ENTRIES:

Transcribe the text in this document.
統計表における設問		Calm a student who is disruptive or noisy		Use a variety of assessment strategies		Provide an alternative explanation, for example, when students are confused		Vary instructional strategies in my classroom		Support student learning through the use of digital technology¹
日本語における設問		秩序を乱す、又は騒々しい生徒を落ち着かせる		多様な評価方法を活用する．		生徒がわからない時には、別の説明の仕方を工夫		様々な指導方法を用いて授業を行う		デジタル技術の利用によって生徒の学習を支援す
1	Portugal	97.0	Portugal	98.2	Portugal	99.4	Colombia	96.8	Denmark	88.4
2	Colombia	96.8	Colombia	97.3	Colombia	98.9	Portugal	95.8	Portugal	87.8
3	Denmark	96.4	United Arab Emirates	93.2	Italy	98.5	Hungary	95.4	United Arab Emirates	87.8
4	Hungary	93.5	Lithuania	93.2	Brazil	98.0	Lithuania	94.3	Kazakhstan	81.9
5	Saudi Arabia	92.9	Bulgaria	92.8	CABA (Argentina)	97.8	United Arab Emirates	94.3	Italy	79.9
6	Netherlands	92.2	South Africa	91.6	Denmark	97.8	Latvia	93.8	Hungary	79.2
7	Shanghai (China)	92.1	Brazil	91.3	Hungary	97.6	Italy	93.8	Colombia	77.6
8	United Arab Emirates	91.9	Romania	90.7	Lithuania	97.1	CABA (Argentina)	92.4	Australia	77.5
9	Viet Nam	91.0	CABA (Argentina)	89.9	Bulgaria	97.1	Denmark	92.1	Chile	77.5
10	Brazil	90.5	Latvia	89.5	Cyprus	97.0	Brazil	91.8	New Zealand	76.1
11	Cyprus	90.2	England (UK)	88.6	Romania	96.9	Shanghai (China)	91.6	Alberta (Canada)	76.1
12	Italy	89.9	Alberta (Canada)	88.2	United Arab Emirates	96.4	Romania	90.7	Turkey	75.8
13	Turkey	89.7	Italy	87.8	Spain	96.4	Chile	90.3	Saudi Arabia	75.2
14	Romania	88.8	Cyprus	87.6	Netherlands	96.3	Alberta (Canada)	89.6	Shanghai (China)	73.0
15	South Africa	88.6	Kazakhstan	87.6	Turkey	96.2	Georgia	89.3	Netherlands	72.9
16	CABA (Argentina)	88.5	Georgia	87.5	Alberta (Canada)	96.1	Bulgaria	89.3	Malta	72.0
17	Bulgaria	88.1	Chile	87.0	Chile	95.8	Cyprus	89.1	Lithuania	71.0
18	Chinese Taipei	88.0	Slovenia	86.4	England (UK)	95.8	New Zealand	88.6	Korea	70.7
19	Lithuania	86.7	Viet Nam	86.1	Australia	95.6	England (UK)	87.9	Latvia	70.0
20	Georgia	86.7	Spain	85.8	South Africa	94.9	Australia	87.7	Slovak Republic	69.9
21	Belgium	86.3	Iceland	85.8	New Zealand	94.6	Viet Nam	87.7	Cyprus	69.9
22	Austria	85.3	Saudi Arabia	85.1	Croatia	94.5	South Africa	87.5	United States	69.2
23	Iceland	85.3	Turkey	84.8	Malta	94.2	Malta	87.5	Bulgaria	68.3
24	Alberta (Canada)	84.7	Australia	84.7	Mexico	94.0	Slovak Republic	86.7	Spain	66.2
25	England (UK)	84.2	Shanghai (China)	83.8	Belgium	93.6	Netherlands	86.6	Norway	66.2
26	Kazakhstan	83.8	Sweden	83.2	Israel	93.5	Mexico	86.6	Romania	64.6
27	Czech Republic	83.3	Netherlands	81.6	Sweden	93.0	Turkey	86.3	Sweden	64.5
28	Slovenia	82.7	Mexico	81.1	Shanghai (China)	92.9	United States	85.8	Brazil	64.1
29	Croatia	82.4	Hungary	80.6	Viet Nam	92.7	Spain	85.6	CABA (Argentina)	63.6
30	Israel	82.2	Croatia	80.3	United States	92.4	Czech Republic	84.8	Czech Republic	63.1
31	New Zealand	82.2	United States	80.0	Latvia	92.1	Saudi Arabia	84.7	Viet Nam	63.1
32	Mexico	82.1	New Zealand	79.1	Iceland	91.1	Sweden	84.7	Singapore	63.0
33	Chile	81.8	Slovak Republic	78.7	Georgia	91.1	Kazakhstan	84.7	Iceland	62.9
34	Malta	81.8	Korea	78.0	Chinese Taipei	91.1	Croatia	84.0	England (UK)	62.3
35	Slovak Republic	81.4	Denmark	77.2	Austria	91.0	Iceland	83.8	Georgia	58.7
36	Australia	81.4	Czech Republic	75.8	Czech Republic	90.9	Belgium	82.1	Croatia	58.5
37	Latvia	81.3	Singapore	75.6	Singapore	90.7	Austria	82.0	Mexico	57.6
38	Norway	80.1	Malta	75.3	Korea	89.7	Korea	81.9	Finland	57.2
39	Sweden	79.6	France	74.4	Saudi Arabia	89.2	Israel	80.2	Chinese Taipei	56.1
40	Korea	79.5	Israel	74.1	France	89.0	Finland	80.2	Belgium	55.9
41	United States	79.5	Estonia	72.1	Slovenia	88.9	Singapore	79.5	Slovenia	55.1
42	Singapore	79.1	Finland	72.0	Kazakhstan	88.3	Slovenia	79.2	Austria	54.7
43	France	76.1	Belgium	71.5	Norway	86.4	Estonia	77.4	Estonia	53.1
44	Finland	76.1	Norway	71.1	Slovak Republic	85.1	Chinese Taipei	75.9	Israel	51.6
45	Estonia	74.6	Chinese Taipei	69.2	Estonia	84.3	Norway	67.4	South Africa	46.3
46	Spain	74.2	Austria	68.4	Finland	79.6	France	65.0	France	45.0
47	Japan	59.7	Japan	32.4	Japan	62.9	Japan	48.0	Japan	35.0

PROBLEM REQUIREMENTS:
All lines that include "Denmark" are to be gathered and copied.

TASK RESULT:
1	Portugal	97.0	Portugal	98.2	Portugal	99.4	Colombia	96.8	Denmark	88.4
3	Denmark	96.4	United Arab Emirates	93.2	Italy	98.5	Hungary	95.4	United Arab Emirates	87.8
6	Netherlands	92.2	South Africa	91.6	Denmark	97.8	Latvia	93.8	Hungary	79.2
9	Viet Nam	91.0	CABA (Argentina)	89.9	Bulgaria	97.1	Denmark	92.1	Chile	77.5
35	Slovak Republic	81.4	Denmark	77.2	Austria	91.0	Iceland	83.8	Georgia	58.7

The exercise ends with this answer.